___ EXERCISE DATA

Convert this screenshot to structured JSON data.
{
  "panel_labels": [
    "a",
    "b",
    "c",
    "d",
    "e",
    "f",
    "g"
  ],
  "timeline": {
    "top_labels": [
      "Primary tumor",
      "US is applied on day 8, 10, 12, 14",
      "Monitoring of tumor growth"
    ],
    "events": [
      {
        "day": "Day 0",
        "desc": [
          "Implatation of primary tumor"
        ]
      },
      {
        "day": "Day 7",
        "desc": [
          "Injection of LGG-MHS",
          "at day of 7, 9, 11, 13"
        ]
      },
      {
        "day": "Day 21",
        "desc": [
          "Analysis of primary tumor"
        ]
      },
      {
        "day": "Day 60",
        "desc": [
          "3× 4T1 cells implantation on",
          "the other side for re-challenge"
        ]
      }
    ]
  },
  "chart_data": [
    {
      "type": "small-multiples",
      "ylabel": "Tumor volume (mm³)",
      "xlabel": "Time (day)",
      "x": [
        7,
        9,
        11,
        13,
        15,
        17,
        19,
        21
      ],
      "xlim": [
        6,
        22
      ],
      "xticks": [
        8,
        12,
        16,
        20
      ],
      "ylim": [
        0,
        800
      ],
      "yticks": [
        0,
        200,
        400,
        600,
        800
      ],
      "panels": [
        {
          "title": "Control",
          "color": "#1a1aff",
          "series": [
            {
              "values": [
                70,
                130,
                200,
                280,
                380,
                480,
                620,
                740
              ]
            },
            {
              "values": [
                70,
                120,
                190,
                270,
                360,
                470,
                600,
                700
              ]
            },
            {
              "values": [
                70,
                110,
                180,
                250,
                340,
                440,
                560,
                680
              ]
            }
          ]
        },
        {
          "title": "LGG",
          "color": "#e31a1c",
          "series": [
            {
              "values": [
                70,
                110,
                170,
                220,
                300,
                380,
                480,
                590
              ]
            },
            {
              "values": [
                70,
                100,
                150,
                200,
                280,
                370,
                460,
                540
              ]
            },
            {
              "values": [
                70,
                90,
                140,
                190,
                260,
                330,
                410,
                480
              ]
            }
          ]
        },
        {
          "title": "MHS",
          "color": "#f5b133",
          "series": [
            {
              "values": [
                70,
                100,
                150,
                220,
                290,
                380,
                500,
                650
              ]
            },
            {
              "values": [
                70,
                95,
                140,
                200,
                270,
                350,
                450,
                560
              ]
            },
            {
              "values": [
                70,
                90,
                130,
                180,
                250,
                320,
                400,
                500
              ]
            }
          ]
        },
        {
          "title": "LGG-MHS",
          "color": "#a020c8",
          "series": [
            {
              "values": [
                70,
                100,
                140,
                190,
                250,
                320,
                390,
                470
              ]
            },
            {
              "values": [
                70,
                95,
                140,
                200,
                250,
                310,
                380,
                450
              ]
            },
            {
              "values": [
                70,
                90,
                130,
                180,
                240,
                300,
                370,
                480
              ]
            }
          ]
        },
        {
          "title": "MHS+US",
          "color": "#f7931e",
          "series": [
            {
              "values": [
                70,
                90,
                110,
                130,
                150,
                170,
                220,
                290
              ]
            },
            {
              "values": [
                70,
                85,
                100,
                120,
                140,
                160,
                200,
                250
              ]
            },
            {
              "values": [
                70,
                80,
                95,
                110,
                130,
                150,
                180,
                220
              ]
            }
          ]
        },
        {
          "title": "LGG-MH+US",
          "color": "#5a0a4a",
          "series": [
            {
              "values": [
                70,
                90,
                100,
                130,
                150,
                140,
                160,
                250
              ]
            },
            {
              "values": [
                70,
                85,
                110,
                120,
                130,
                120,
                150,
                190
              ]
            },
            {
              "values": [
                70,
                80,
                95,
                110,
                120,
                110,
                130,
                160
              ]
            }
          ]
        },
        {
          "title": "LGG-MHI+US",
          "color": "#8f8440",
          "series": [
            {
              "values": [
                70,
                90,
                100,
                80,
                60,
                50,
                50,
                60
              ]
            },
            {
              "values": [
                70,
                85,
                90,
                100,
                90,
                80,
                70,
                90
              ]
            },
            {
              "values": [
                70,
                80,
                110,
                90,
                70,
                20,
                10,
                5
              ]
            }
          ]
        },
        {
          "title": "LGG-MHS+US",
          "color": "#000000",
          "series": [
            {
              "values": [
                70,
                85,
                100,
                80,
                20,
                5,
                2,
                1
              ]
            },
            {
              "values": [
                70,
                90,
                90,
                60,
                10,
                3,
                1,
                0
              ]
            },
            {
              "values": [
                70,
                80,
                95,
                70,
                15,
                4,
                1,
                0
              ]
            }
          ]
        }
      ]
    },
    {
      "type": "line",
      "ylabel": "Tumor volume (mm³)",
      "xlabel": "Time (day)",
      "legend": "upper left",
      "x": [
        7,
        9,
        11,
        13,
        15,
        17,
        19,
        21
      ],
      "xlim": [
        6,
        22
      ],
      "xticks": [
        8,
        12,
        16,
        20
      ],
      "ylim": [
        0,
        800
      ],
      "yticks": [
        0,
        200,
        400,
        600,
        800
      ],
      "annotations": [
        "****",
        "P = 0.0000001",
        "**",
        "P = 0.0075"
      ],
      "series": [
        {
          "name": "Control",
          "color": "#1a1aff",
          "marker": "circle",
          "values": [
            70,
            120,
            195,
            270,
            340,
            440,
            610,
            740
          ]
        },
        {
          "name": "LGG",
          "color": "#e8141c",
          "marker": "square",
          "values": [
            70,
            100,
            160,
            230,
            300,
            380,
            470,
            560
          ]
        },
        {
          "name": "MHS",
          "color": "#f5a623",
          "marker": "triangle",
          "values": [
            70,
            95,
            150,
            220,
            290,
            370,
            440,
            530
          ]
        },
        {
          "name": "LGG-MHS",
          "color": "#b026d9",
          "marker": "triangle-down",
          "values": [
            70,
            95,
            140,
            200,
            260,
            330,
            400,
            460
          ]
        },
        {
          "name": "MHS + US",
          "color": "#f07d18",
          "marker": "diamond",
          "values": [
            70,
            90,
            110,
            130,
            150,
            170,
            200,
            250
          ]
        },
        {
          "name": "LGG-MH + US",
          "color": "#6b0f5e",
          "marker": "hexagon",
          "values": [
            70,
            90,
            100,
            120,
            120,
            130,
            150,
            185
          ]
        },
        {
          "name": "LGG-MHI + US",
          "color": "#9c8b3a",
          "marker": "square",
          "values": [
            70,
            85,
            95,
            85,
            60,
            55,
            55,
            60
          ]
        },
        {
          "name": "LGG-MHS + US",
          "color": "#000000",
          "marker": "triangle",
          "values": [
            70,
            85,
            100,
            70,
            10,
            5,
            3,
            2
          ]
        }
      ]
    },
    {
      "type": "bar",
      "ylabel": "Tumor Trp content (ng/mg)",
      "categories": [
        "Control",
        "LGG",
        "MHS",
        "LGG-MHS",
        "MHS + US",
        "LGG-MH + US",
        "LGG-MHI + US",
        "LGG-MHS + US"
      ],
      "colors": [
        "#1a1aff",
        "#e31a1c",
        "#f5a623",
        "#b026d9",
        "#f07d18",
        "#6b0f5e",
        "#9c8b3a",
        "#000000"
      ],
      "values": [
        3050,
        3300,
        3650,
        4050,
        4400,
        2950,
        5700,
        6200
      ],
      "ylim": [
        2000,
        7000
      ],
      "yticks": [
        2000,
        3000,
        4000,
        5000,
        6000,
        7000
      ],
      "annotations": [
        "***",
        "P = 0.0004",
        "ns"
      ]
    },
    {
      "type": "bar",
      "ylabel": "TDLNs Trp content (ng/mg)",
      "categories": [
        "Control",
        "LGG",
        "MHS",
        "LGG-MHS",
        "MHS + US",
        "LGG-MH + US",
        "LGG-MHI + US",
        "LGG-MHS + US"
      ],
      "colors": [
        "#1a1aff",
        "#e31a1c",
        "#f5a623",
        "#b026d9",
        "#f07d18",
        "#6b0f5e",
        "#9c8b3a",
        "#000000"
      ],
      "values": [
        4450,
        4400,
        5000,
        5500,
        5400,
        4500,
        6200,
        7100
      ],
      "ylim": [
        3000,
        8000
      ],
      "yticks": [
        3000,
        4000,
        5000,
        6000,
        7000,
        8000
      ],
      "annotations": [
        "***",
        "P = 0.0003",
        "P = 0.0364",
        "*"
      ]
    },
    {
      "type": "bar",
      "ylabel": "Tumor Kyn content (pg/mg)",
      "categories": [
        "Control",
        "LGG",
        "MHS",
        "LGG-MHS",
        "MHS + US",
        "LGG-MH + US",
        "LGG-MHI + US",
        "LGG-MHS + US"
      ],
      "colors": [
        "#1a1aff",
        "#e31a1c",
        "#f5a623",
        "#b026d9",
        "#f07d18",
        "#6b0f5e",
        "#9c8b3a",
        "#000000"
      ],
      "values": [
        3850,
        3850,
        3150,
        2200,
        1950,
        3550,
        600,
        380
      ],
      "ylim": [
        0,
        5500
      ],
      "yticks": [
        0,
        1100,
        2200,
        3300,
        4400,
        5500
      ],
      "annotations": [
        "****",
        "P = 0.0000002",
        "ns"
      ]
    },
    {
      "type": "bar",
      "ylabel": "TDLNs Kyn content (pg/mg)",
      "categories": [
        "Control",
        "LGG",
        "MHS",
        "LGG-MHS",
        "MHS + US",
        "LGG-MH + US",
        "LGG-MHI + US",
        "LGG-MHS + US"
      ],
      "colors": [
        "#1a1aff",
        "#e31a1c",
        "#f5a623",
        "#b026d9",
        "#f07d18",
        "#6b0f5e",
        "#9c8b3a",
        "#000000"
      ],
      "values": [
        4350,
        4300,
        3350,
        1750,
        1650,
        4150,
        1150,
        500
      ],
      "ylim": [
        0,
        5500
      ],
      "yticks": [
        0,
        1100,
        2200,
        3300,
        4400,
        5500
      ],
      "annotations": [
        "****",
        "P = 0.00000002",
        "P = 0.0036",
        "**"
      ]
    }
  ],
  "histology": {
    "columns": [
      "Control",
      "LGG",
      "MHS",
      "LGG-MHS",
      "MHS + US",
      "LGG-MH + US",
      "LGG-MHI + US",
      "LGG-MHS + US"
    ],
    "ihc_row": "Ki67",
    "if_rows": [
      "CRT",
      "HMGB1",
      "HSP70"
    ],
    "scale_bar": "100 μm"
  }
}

______

*WORK REQUIRED*: Once every line above has been checked for the string "marker", give the number of matching lines and nothing more.

*WRITTEN ANSWER*: 8